== AIM ==
Identify all lines in the data containing the string "title". Copy them out.

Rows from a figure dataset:
↓
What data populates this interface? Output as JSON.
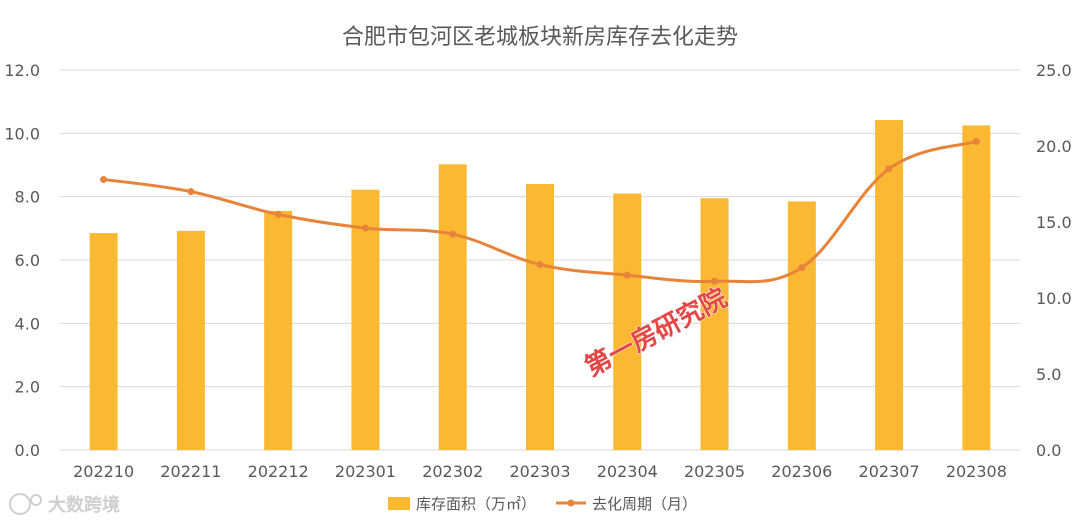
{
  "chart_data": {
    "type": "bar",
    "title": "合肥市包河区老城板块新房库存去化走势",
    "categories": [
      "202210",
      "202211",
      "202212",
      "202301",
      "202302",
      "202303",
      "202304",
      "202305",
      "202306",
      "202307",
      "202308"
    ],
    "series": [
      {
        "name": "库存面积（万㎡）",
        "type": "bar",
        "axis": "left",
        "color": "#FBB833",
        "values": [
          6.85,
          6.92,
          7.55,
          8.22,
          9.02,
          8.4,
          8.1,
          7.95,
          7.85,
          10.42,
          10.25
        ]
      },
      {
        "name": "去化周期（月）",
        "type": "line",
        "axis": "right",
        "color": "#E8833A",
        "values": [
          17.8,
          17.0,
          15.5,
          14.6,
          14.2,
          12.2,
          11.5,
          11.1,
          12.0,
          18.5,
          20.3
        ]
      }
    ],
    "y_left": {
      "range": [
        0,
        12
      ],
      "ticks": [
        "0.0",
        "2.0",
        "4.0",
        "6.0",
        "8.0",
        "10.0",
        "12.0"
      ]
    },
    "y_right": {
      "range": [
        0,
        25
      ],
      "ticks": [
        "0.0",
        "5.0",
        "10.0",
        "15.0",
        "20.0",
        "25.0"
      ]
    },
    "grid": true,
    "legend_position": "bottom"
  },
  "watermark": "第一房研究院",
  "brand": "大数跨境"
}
↑
↓
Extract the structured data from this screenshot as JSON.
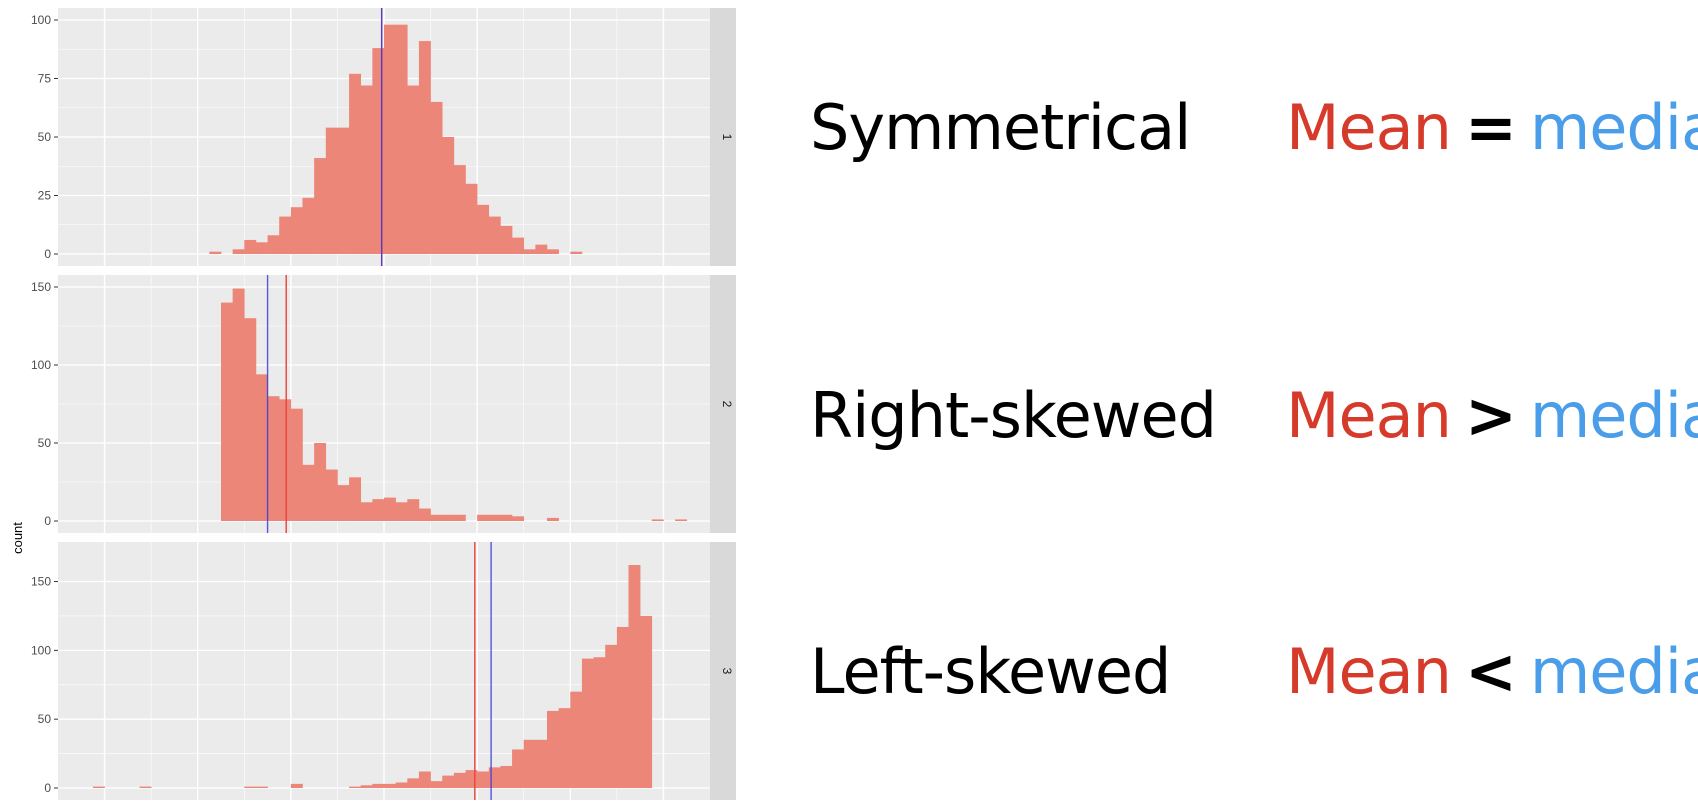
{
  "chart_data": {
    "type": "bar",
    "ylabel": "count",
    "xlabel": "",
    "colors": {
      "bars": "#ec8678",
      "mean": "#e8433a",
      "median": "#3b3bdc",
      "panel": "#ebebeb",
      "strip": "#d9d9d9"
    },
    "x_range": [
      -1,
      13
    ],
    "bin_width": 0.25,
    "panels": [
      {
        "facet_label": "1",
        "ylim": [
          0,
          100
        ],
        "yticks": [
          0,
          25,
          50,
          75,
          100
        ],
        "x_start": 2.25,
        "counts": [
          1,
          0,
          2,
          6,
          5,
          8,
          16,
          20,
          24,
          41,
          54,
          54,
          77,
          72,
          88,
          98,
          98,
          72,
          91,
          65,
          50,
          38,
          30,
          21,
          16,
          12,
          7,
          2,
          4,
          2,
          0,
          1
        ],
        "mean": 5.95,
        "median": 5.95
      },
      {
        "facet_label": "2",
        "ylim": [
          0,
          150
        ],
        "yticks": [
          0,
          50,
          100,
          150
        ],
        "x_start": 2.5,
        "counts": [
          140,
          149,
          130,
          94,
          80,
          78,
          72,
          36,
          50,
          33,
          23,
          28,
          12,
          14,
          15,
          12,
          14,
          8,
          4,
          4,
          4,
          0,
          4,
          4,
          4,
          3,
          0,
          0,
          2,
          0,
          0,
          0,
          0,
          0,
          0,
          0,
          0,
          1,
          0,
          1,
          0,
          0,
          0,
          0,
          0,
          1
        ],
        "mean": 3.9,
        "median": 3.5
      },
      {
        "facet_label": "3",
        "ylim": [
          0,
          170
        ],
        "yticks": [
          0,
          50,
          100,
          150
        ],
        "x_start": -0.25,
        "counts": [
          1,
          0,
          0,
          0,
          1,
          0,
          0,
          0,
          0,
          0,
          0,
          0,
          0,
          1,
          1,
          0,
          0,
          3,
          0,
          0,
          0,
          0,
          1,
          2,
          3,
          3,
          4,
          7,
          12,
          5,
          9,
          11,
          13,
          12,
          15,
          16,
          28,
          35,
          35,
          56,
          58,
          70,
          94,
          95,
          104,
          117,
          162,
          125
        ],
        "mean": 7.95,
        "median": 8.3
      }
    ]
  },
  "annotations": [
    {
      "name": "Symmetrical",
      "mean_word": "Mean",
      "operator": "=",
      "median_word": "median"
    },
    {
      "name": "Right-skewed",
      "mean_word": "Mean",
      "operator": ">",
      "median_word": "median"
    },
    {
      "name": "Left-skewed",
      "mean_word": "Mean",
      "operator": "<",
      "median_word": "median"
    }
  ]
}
↑
↓
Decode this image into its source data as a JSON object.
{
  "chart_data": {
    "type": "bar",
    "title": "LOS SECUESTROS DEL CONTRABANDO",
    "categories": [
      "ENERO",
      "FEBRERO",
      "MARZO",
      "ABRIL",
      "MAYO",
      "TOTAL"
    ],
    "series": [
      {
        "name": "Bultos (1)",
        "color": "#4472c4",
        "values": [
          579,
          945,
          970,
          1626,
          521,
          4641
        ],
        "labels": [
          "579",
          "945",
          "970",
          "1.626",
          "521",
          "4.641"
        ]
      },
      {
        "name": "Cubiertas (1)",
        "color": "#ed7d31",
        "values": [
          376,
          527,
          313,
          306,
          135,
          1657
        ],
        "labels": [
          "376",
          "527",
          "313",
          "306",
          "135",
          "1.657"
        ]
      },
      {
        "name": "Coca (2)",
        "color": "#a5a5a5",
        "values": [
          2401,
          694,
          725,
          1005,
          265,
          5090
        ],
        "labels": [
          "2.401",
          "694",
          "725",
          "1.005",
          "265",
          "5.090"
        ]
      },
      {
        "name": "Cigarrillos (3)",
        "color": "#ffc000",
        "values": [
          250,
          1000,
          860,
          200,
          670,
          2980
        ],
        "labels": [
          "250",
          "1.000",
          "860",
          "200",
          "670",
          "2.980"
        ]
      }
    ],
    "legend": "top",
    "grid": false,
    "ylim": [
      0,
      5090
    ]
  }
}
↑
== WORKED SOLUTION ==
    "title": "合肥市包河区老城板块新房库存去化走势",
    "title": "LOS SECUESTROS DEL CONTRABANDO",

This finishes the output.